** TASK PROMPT **
Can you carry on the forum thread below about finding a black standard poodle breeder in the southeastern US, picking up right after its final line?

** SOURCE EXTRACT **

# Black Standards in southeastern US



## Mikey'sMom (Feb 21, 2012)

Well, I thought I had my heart set on a silver, but my husband has now convinced me to look at blacks too! So starting another thread here...anyone know of a good breeder of black standards near Pensacola, FL?


----------



## NOLA Standards (Apr 11, 2010)

There is Gulf Breeze Poodles - Terry Wellman - try her.

Also, a little further North (and East) in AL I know of an all black litter from a LitilAnn's bitch and one of my favorite males - AM GR CH Hightide Aiden at Firenze - a Malte son. (Malte = Avatar Concorde). The pups are 5 weeks old I believe.

PM me or email me if you would like contact information.

Best Wishes!

[Rows from a layout dataset]
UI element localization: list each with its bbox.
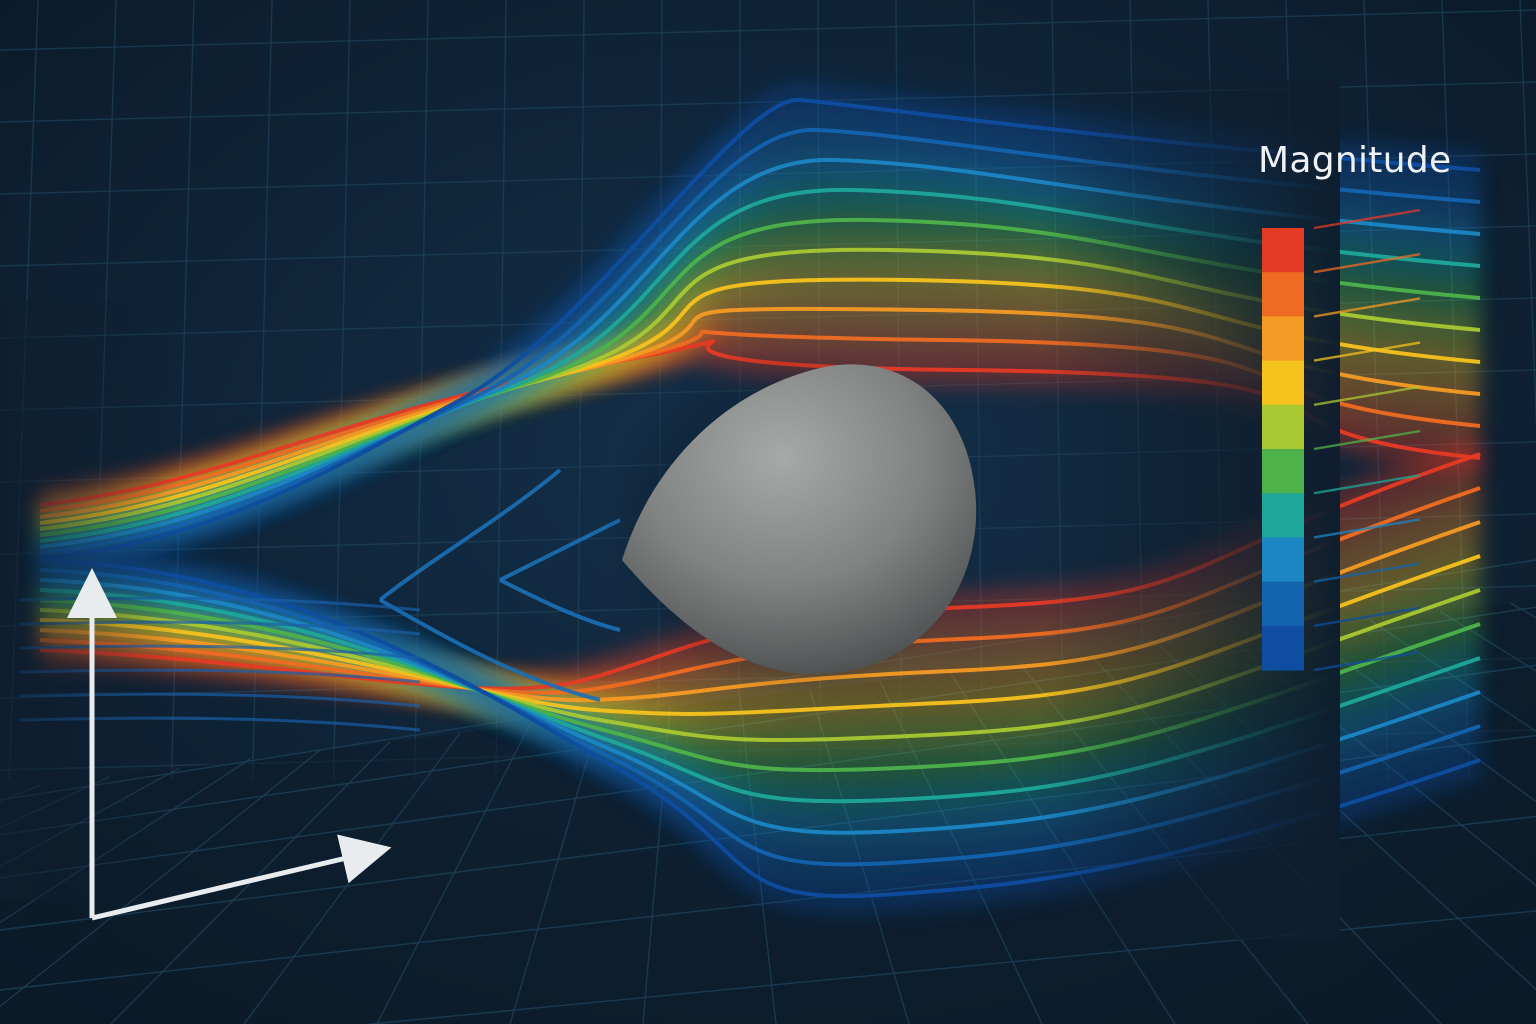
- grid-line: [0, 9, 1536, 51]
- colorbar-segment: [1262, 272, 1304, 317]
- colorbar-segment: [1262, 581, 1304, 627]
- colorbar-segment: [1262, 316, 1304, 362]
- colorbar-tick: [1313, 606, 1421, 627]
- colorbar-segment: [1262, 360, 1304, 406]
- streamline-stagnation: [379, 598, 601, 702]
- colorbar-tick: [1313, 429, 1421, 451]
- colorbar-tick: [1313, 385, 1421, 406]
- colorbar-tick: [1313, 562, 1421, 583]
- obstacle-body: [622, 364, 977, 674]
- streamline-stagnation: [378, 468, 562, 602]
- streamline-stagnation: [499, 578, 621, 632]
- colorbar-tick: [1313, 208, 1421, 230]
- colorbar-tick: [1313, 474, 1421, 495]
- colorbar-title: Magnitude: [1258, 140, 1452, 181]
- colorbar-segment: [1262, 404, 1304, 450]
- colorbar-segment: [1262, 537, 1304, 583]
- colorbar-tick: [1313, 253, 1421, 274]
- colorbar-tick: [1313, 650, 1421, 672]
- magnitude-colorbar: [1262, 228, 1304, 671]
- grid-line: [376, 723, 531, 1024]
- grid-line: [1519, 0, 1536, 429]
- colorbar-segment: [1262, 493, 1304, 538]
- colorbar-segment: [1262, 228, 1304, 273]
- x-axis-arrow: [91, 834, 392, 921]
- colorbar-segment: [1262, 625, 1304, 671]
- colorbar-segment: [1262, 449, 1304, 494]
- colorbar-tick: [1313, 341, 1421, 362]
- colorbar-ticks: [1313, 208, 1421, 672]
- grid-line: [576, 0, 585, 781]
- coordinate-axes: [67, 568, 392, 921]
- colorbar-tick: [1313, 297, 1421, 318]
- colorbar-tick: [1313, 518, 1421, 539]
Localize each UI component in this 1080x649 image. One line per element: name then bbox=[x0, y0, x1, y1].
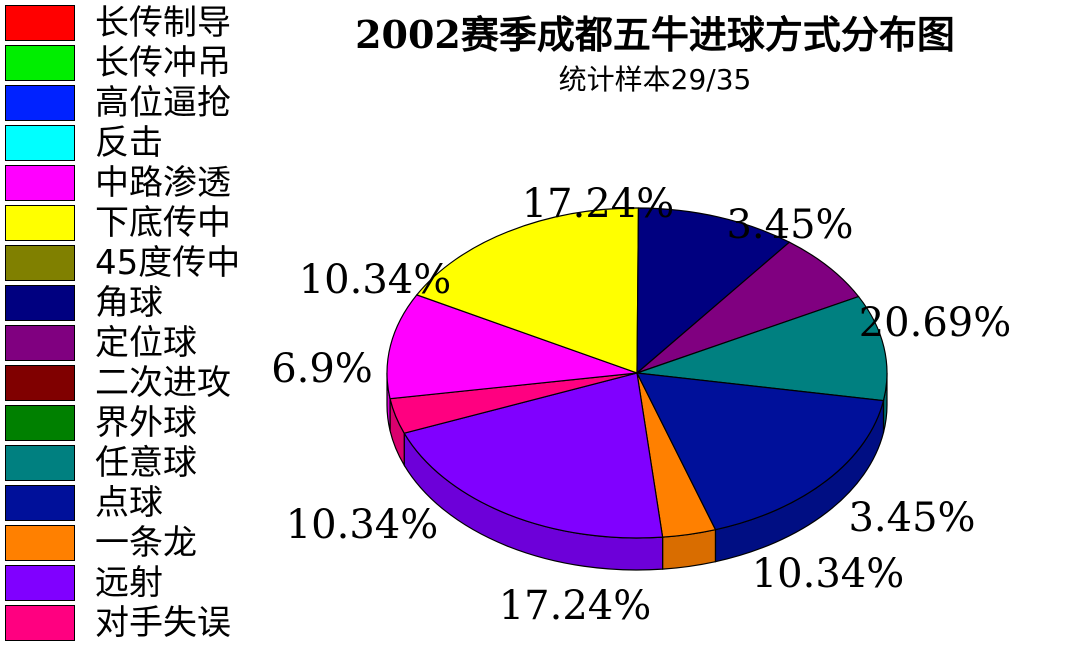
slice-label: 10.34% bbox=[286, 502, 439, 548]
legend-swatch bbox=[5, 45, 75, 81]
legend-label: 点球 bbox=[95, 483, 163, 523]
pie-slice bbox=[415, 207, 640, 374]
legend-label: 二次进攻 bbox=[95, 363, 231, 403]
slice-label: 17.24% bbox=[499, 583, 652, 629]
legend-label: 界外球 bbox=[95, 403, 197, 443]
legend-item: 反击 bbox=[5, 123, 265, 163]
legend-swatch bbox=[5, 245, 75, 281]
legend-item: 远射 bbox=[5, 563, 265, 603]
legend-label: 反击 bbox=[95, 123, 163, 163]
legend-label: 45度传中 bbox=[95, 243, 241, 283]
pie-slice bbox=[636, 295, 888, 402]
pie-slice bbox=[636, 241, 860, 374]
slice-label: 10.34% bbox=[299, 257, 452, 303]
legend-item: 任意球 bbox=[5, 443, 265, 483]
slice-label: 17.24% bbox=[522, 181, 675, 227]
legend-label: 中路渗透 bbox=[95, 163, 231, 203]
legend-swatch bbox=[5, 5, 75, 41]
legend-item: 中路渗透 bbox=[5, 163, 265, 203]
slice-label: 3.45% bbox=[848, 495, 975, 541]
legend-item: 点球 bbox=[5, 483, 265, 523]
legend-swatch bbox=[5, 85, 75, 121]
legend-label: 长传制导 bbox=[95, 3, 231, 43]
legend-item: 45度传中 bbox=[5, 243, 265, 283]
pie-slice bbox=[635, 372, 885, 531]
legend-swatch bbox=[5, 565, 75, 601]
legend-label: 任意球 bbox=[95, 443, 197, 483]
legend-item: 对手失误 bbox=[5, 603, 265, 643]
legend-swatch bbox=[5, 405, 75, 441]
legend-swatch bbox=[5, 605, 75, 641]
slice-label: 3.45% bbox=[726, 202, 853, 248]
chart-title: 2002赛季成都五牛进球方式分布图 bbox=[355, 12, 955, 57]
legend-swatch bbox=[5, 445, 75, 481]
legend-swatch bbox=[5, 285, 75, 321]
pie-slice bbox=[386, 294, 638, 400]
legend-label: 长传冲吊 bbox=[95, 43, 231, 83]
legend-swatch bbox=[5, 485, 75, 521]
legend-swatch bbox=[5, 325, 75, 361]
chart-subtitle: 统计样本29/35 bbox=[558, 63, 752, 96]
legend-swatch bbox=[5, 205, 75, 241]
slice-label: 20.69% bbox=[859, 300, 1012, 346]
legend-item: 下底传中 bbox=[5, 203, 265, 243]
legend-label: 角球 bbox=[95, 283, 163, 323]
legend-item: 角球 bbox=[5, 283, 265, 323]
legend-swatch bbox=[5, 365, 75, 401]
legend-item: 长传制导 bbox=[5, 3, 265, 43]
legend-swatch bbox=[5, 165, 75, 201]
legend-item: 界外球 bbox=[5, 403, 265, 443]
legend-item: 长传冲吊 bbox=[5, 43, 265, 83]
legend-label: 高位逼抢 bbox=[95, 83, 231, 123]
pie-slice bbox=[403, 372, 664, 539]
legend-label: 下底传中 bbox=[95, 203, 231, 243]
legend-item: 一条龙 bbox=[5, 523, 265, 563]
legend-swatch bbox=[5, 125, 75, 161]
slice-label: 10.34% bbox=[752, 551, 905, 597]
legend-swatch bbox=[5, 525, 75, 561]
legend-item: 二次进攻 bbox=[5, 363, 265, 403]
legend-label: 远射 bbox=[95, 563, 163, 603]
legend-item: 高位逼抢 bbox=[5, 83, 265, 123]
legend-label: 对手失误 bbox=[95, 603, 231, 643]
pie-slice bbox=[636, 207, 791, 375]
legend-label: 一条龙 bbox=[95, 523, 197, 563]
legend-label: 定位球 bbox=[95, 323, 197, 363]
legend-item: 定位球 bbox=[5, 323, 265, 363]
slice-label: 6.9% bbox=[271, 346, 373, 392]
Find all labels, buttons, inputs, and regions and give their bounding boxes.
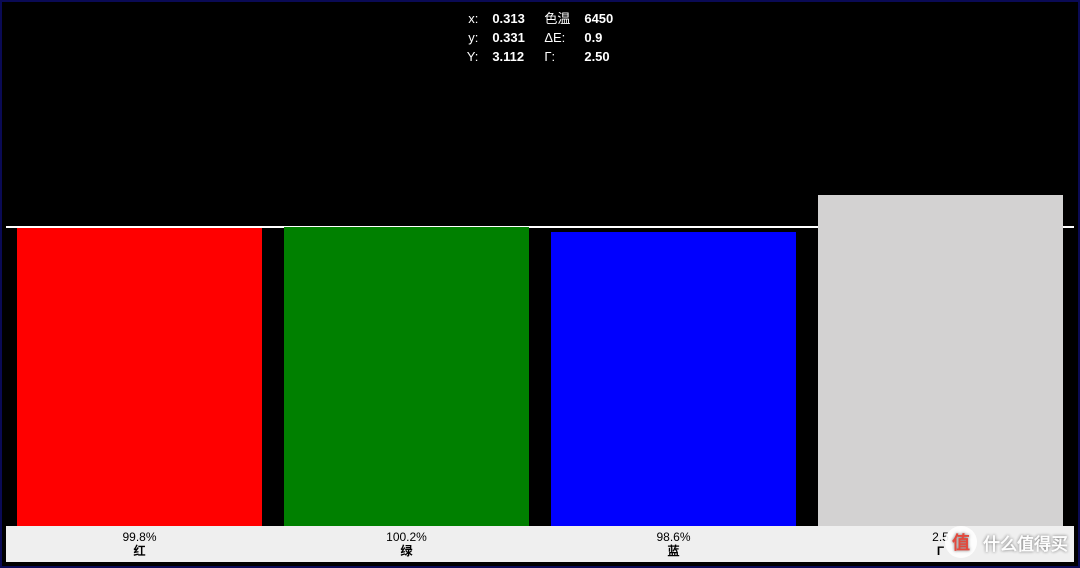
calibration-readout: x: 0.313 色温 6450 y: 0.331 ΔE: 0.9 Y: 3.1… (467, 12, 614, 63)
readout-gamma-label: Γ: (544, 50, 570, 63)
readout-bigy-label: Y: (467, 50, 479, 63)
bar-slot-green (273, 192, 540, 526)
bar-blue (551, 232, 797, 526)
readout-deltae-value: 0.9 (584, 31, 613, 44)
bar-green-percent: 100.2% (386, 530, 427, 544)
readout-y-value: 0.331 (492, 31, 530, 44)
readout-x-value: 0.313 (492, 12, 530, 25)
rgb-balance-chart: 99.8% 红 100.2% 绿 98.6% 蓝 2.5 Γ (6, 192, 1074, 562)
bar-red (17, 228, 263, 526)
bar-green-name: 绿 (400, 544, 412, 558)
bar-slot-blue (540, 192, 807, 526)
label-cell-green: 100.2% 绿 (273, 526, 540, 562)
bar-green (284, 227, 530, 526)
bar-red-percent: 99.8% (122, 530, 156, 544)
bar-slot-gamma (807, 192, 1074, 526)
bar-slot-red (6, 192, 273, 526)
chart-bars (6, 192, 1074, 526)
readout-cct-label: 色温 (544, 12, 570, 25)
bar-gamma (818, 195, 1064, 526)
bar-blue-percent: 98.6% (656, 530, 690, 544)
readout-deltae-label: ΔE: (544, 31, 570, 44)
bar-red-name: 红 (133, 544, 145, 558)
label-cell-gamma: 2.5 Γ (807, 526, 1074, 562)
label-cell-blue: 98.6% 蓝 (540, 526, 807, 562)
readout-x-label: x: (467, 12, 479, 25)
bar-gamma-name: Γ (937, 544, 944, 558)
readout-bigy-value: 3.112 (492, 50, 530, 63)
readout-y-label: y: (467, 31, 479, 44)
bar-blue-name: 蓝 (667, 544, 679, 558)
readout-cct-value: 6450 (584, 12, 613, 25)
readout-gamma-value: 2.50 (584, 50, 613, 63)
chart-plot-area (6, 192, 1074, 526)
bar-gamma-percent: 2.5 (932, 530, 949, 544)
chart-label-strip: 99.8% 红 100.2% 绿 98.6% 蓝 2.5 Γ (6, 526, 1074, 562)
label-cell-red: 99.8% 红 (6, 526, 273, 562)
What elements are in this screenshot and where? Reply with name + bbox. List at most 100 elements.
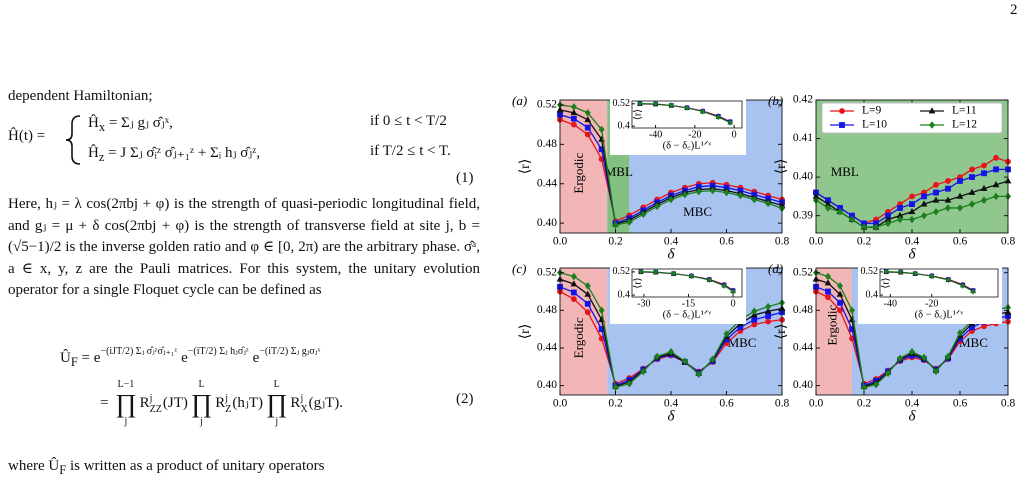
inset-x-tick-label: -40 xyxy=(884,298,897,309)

** TASK ANSWER **
Tabatha
NOLA Standards

PS Almost forgot a recently confirmed breeding - Carter is the sire (you only need to google Le Glorious Lombardi du NOLA's Caniche Rouge to hear/read me singing Carter's praises). That is North of Pensacola - an hour + South of Atlanta.

Carter - depending on how he is bred - produces black, blue and silver. I bred him to red and had blacks, apricots and blue pups. He's a well known top producer with multiple offspring who are top specials. The health is proven, the temperment is confident and outgoing - sometimes strong willed, but a pleasure across the board.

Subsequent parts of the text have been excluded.